- Short problem
What is the number of lines holding the word "text"? Write that number and nothing else.

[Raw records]
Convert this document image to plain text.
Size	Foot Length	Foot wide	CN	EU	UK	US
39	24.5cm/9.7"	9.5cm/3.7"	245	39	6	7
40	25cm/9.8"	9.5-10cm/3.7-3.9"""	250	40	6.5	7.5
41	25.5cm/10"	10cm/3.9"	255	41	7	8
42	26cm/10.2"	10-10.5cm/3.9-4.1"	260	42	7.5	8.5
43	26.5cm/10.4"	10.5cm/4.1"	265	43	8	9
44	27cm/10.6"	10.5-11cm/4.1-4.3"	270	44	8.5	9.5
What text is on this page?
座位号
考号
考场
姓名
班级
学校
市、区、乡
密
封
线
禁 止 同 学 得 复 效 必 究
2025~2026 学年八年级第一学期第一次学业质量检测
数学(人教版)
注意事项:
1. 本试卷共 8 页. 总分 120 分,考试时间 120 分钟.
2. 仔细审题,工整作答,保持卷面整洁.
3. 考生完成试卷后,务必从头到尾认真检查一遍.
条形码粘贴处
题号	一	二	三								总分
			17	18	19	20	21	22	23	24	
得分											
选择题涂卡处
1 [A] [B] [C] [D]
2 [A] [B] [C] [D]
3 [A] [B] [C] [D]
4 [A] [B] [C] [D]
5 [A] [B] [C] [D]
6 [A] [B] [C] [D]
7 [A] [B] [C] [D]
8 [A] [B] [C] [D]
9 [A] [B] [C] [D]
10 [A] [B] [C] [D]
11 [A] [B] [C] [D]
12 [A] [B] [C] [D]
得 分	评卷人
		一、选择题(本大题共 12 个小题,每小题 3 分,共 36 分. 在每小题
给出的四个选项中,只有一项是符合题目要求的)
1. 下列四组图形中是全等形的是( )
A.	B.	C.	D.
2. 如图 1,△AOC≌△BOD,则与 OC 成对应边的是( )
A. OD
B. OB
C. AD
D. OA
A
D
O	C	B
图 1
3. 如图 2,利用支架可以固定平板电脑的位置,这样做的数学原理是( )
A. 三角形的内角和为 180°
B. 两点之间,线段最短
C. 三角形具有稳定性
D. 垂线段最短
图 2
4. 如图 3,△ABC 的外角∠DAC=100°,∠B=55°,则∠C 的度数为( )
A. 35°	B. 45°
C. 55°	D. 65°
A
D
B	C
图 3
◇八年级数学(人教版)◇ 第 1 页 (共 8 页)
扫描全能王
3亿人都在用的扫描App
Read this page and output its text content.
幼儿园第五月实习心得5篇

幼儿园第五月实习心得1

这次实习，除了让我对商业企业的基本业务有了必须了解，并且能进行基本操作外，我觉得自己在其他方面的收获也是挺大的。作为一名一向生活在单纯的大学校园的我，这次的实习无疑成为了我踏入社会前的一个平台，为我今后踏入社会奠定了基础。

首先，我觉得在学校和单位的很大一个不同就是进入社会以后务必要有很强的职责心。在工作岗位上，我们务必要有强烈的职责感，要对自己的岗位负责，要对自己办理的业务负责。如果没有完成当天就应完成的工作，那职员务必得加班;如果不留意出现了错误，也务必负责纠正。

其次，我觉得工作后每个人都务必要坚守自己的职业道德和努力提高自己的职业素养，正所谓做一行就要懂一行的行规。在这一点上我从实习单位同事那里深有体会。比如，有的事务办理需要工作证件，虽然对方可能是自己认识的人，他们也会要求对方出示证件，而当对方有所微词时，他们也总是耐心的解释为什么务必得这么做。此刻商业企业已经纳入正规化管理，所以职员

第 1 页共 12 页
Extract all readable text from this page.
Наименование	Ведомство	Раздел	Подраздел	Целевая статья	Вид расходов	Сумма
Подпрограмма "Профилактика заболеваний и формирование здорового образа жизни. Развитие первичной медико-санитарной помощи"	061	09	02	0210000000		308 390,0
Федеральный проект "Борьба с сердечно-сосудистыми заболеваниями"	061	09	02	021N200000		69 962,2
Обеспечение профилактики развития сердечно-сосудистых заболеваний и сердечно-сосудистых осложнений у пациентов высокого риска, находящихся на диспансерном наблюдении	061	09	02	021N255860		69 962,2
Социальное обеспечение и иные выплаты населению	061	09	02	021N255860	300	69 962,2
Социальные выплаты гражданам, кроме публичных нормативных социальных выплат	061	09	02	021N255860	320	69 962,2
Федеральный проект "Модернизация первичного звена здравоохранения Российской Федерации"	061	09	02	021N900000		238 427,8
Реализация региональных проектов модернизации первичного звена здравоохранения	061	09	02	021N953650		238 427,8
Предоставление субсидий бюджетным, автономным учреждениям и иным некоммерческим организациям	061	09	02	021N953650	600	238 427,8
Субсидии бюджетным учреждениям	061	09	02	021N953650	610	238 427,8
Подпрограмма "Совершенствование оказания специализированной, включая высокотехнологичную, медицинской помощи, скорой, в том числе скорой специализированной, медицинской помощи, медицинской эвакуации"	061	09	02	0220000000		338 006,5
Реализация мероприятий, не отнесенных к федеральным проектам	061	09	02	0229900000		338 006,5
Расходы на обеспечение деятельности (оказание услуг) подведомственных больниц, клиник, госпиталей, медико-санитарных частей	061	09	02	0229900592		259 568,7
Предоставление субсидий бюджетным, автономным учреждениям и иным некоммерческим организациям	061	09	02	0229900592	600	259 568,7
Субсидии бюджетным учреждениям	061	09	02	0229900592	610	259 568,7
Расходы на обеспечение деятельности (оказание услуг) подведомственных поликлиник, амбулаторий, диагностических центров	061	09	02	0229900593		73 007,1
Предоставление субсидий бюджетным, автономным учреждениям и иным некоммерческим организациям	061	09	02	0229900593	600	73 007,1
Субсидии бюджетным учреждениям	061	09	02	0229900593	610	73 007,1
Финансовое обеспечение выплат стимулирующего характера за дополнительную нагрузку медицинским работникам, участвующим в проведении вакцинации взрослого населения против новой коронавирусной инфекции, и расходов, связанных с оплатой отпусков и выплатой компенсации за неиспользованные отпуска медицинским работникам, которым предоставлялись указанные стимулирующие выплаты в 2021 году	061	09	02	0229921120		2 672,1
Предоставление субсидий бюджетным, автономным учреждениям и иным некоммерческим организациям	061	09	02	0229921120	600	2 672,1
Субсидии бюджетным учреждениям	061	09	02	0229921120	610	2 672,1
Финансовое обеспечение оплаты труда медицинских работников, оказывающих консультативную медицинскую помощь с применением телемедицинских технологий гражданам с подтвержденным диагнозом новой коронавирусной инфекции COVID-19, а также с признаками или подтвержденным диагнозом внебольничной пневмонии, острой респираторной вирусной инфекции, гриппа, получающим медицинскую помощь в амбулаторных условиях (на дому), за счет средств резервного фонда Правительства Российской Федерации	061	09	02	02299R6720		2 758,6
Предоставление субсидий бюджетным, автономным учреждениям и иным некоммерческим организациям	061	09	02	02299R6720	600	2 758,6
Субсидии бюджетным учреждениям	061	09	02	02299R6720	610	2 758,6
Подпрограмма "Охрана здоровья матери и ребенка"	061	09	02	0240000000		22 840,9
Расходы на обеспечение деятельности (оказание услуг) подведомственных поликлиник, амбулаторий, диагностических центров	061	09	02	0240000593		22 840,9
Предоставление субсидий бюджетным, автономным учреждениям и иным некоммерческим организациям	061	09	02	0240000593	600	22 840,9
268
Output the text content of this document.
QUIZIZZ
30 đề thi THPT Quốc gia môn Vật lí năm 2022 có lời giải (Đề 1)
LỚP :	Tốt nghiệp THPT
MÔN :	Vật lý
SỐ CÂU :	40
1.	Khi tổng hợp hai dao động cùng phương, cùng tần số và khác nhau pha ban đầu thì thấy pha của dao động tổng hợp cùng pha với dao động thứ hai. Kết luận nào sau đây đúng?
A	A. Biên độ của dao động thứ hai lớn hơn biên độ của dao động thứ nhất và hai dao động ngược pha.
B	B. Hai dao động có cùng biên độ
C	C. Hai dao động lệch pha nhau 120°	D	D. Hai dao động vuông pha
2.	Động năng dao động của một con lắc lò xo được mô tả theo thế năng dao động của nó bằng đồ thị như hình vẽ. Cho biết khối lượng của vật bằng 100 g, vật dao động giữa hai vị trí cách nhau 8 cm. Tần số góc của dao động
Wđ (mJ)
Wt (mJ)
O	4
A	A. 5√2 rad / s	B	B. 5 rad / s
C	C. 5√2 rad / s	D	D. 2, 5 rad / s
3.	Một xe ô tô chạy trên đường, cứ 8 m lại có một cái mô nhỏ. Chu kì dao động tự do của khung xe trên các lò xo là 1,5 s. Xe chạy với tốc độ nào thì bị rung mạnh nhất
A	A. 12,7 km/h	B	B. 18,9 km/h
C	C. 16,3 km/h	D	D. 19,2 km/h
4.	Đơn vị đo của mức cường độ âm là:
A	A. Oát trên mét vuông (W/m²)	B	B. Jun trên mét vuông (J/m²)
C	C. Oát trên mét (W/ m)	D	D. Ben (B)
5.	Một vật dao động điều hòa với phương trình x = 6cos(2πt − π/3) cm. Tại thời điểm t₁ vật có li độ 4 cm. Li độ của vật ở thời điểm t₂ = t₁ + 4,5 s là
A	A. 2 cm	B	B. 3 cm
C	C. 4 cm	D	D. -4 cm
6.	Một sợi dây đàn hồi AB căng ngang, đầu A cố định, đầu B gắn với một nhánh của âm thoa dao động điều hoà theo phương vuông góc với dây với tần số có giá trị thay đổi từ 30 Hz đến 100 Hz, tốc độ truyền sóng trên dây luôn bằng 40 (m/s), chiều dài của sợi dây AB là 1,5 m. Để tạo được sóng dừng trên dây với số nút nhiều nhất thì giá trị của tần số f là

- Response for this exercise
5